§ WHAT THE TASK ASKS
Repeat each entry in full, exactly.

§ LISTING
▼
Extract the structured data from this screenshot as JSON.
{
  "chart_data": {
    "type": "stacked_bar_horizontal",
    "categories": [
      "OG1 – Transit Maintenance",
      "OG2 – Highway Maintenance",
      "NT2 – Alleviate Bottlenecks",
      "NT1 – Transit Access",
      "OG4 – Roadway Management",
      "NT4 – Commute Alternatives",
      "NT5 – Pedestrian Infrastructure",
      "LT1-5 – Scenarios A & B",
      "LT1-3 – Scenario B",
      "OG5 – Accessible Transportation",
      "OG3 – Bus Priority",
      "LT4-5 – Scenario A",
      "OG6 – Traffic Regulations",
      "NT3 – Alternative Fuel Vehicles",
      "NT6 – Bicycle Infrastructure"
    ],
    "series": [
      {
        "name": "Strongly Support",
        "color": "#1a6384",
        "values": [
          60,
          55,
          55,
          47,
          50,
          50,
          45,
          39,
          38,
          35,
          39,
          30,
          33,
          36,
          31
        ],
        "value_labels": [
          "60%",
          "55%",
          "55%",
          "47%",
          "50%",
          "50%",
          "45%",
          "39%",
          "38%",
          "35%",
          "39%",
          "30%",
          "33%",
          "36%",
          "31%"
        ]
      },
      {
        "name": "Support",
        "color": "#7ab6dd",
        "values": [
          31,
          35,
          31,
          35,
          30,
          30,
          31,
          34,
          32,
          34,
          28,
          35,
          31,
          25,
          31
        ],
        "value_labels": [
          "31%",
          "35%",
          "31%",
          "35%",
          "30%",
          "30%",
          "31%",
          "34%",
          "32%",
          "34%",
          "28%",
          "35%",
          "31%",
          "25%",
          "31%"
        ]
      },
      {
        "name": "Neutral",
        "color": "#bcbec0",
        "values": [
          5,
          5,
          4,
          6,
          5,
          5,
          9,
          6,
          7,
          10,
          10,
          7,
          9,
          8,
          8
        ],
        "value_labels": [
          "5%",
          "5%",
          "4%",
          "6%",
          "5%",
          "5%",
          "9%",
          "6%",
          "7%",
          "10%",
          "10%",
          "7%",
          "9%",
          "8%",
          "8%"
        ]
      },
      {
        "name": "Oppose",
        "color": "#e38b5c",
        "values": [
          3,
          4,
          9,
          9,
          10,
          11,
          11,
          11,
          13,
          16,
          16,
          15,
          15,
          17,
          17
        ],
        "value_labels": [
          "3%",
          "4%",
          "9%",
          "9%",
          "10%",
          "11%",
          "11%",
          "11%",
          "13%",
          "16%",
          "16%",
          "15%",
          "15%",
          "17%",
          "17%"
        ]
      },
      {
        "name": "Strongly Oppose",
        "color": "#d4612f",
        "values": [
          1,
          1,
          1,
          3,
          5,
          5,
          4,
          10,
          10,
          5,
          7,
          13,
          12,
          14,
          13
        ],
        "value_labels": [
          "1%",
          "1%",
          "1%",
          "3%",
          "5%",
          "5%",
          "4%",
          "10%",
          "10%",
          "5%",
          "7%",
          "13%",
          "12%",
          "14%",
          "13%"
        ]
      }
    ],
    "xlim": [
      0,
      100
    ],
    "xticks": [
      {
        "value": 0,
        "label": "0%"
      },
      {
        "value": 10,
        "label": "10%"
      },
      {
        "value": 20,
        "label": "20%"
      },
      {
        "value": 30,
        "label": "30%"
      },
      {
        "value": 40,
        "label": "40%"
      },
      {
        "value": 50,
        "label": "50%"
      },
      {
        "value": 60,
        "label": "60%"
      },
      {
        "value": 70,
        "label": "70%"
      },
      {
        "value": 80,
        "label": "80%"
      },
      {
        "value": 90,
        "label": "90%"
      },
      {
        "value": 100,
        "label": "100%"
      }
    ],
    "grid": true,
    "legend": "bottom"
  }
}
▲
§ RESULT FOR THIS EXERCISE
Extract the structured data from this screenshot as JSON.
{
  "chart_data": {
    "type": "stacked_bar_horizontal",
    "categories": [
      "OG1 – Transit Maintenance",
      "OG2 – Highway Maintenance",
      "NT2 – Alleviate Bottlenecks",
      "NT1 – Transit Access",
      "OG4 – Roadway Management",
      "NT4 – Commute Alternatives",
      "NT5 – Pedestrian Infrastructure",
      "LT1-5 – Scenarios A & B",
      "LT1-3 – Scenario B",
      "OG5 – Accessible Transportation",
      "OG3 – Bus Priority",
      "LT4-5 – Scenario A",
      "OG6 – Traffic Regulations",
      "NT3 – Alternative Fuel Vehicles",
      "NT6 – Bicycle Infrastructure"
    ],
    "series": [
      {
        "name": "Strongly Support",
        "color": "#1a6384",
        "values": [
          60,
          55,
          55,
          47,
          50,
          50,
          45,
          39,
          38,
          35,
          39,
          30,
          33,
          36,
          31
        ],
        "value_labels": [
          "60%",
          "55%",
          "55%",
          "47%",
          "50%",
          "50%",
          "45%",
          "39%",
          "38%",
          "35%",
          "39%",
          "30%",
          "33%",
          "36%",
          "31%"
        ]
      },
      {
        "name": "Support",
        "color": "#7ab6dd",
        "values": [
          31,
          35,
          31,
          35,
          30,
          30,
          31,
          34,
          32,
          34,
          28,
          35,
          31,
          25,
          31
        ],
        "value_labels": [
          "31%",
          "35%",
          "31%",
          "35%",
          "30%",
          "30%",
          "31%",
          "34%",
          "32%",
          "34%",
          "28%",
          "35%",
          "31%",
          "25%",
          "31%"
        ]
      },
      {
        "name": "Neutral",
        "color": "#bcbec0",
        "values": [
          5,
          5,
          4,
          6,
          5,
          5,
          9,
          6,
          7,
          10,
          10,
          7,
          9,
          8,
          8
        ],
        "value_labels": [
          "5%",
          "5%",
          "4%",
          "6%",
          "5%",
          "5%",
          "9%",
          "6%",
          "7%",
          "10%",
          "10%",
          "7%",
          "9%",
          "8%",
          "8%"
        ]
      },
      {
        "name": "Oppose",
        "color": "#e38b5c",
        "values": [
          3,
          4,
          9,
          9,
          10,
          11,
          11,
          11,
          13,
          16,
          16,
          15,
          15,
          17,
          17
        ],
        "value_labels": [
          "3%",
          "4%",
          "9%",
          "9%",
          "10%",
          "11%",
          "11%",
          "11%",
          "13%",
          "16%",
          "16%",
          "15%",
          "15%",
          "17%",
          "17%"
        ]
      },
      {
        "name": "Strongly Oppose",
        "color": "#d4612f",
        "values": [
          1,
          1,
          1,
          3,
          5,
          5,
          4,
          10,
          10,
          5,
          7,
          13,
          12,
          14,
          13
        ],
        "value_labels": [
          "1%",
          "1%",
          "1%",
          "3%",
          "5%",
          "5%",
          "4%",
          "10%",
          "10%",
          "5%",
          "7%",
          "13%",
          "12%",
          "14%",
          "13%"
        ]
      }
    ],
    "xlim": [
      0,
      100
    ],
    "xticks": [
      {
        "value": 0,
        "label": "0%"
      },
      {
        "value": 10,
        "label": "10%"
      },
      {
        "value": 20,
        "label": "20%"
      },
      {
        "value": 30,
        "label": "30%"
      },
      {
        "value": 40,
        "label": "40%"
      },
      {
        "value": 50,
        "label": "50%"
      },
      {
        "value": 60,
        "label": "60%"
      },
      {
        "value": 70,
        "label": "70%"
      },
      {
        "value": 80,
        "label": "80%"
      },
      {
        "value": 90,
        "label": "90%"
      },
      {
        "value": 100,
        "label": "100%"
      }
    ],
    "grid": true,
    "legend": "bottom"
  }
}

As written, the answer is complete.